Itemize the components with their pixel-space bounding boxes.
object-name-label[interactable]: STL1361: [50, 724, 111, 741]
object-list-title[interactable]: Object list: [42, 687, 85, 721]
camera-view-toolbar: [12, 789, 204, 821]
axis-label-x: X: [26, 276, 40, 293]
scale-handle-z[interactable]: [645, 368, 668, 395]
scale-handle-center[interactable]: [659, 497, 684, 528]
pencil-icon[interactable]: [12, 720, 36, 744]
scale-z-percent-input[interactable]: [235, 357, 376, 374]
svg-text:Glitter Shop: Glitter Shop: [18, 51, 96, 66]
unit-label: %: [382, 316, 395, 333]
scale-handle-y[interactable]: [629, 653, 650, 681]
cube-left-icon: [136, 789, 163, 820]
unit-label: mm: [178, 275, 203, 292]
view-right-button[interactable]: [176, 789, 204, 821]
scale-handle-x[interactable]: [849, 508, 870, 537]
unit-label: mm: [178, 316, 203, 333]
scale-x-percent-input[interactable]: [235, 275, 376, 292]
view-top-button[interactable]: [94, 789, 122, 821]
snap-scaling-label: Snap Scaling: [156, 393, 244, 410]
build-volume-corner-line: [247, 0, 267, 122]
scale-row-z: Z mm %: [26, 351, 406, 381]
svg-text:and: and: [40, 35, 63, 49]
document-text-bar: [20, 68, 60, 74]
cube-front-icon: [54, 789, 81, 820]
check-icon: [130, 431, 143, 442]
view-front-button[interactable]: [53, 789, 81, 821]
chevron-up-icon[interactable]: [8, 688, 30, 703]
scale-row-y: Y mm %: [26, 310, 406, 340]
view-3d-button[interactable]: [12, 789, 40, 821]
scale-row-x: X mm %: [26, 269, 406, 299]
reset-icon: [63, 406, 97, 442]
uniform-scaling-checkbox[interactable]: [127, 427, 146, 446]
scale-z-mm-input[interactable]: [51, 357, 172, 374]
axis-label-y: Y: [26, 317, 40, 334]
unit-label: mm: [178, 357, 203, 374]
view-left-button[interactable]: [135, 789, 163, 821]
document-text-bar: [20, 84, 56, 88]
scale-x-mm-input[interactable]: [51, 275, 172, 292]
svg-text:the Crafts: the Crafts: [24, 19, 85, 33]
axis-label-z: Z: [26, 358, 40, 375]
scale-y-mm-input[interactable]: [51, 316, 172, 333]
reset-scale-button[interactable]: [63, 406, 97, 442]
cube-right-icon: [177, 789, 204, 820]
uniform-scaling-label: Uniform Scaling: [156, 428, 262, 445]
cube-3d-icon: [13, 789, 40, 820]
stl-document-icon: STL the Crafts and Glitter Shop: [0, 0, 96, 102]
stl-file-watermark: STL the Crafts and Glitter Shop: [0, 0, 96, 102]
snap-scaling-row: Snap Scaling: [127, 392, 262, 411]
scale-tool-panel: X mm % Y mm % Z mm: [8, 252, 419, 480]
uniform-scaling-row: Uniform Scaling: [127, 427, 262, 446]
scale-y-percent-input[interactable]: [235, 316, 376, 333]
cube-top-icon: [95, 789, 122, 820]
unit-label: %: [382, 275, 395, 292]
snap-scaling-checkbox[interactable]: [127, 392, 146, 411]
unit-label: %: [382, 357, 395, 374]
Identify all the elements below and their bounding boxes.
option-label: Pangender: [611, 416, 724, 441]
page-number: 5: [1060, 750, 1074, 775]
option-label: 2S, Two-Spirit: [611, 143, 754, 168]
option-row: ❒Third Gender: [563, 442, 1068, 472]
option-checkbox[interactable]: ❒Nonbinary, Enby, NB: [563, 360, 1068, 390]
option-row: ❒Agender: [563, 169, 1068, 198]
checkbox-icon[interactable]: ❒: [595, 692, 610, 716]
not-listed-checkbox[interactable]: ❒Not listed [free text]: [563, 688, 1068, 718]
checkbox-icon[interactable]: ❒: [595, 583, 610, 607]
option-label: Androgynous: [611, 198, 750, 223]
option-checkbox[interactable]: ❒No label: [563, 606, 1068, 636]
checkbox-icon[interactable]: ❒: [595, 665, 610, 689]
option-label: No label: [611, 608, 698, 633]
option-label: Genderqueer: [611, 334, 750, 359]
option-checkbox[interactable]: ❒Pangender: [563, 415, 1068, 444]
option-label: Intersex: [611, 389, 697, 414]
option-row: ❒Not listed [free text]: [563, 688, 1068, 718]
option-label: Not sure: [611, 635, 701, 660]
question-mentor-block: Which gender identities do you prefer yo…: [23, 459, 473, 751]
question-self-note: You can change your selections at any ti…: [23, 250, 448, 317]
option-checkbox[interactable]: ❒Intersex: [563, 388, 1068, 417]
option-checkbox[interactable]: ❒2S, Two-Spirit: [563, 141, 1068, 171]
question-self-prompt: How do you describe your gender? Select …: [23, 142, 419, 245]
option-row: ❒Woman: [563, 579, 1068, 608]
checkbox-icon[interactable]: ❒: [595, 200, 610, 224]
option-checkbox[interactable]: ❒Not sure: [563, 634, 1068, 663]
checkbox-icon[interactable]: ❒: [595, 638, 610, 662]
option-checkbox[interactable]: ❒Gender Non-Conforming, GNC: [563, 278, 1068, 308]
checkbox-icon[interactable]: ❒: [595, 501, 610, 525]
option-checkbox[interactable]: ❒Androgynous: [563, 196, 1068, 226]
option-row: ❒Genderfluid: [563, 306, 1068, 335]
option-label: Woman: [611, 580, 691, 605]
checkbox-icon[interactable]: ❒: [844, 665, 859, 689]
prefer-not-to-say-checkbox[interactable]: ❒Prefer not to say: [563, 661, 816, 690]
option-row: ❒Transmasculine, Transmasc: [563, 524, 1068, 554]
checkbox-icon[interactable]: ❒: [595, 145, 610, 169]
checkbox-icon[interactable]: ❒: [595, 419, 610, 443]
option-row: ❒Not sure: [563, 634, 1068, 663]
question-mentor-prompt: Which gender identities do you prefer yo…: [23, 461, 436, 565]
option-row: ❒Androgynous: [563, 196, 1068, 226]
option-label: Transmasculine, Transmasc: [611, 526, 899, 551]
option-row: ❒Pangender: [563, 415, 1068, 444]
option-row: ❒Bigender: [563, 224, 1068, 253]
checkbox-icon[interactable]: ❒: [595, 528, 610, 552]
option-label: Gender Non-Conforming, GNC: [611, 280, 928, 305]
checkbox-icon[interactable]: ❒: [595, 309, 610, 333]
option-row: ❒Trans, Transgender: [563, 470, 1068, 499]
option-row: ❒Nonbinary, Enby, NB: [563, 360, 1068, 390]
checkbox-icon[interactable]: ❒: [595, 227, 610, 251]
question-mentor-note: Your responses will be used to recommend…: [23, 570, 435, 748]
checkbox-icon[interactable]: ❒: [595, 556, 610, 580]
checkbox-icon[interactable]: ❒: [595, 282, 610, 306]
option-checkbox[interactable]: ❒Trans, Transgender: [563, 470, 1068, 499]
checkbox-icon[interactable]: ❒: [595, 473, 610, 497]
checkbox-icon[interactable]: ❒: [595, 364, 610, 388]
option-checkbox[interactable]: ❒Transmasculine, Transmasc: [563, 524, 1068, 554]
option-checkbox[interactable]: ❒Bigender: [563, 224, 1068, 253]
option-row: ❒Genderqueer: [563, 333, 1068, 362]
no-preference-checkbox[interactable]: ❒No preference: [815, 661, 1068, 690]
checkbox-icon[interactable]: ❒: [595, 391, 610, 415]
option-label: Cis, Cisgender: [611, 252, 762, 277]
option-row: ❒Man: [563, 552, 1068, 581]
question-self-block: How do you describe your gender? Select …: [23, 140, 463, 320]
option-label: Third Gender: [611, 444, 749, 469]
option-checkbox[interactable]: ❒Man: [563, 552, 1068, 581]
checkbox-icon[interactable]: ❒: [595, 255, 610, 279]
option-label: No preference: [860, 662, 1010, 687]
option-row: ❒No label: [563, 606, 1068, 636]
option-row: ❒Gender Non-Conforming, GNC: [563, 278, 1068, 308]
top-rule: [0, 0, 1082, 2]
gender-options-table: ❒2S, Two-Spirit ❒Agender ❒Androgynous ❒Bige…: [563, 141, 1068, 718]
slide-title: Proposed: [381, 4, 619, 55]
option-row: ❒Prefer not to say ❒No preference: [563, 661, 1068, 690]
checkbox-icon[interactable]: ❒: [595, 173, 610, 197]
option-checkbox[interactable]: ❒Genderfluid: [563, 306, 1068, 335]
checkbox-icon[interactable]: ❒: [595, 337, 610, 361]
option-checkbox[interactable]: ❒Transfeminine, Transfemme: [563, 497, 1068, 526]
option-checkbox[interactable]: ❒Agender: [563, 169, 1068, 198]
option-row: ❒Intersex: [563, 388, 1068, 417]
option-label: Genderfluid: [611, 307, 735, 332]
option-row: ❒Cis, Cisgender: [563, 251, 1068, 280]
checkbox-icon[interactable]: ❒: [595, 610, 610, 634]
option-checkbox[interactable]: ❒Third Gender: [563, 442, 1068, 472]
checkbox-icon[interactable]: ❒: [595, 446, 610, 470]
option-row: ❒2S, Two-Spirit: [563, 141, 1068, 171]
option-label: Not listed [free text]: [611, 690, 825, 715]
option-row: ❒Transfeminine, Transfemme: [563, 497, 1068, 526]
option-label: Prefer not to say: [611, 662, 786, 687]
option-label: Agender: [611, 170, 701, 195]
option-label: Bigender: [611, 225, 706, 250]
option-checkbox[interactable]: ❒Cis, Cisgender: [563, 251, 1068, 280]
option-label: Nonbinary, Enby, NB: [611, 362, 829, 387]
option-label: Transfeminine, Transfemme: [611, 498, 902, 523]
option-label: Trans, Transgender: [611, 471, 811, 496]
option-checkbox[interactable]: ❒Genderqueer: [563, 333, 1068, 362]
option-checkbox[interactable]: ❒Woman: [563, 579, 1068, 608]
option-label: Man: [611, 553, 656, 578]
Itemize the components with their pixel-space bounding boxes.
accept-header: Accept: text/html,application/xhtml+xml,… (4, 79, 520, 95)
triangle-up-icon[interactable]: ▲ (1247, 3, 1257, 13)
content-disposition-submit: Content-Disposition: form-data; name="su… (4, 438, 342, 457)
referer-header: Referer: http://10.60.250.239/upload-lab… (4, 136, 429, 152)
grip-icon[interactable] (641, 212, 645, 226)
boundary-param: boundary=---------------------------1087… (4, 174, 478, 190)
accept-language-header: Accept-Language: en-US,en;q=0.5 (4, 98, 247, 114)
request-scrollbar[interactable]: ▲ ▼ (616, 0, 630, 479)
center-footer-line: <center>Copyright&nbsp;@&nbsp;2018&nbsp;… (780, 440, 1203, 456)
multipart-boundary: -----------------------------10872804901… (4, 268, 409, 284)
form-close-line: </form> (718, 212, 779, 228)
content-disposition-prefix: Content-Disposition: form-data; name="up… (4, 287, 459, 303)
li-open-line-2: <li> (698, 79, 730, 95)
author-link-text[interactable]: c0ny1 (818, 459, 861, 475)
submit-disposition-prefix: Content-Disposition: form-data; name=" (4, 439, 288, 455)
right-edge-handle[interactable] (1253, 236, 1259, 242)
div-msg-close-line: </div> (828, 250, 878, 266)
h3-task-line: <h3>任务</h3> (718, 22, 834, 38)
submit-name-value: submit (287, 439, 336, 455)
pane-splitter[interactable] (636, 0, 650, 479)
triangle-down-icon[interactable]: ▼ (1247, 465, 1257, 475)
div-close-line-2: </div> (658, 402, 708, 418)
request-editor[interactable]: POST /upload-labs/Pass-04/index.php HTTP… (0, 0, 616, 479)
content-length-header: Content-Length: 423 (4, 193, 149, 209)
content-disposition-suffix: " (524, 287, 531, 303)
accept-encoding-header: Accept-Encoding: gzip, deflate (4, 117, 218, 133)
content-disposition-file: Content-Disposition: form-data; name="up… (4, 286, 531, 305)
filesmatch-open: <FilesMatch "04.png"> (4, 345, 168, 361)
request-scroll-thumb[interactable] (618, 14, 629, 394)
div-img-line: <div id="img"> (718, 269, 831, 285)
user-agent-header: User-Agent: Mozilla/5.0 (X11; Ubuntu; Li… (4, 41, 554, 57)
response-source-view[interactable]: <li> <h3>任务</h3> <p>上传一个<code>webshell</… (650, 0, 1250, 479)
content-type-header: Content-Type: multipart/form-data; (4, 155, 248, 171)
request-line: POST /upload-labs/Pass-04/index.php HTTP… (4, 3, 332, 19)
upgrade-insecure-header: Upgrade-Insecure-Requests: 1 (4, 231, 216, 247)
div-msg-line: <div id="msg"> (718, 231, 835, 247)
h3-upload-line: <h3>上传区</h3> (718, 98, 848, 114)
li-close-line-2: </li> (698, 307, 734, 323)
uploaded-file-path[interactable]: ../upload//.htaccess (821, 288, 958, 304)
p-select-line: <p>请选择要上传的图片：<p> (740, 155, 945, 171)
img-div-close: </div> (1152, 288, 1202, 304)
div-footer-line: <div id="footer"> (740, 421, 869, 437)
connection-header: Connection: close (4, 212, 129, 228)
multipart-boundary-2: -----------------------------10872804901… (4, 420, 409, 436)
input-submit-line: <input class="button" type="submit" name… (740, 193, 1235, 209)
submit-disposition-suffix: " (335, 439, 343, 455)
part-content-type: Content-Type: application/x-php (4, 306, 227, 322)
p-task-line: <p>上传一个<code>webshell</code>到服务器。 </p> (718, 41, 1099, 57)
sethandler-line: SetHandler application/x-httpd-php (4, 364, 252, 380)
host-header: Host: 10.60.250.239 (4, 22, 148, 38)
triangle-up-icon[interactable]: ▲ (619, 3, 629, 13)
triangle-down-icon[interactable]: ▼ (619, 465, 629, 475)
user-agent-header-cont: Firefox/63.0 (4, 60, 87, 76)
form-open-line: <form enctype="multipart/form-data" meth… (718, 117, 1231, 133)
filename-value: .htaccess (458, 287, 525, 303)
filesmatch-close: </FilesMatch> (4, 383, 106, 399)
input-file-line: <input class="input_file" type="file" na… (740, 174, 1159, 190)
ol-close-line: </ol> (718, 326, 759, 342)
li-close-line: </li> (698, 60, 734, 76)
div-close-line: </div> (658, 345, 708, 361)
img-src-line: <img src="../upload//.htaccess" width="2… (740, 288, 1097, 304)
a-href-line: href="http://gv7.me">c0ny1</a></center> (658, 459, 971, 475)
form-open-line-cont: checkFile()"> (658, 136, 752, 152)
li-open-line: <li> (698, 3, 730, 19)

* * *

PROBLEM DETAILS>
Which lines in the records above contain the string "code"? Locate each one and copy it out in full.

THE RESULT>
response-source-view[interactable]: <li> <h3>任务</h3> <p>上传一个<code>webshell</… (650, 0, 1250, 479)
p-task-line: <p>上传一个<code>webshell</code>到服务器。 </p> (718, 41, 1099, 57)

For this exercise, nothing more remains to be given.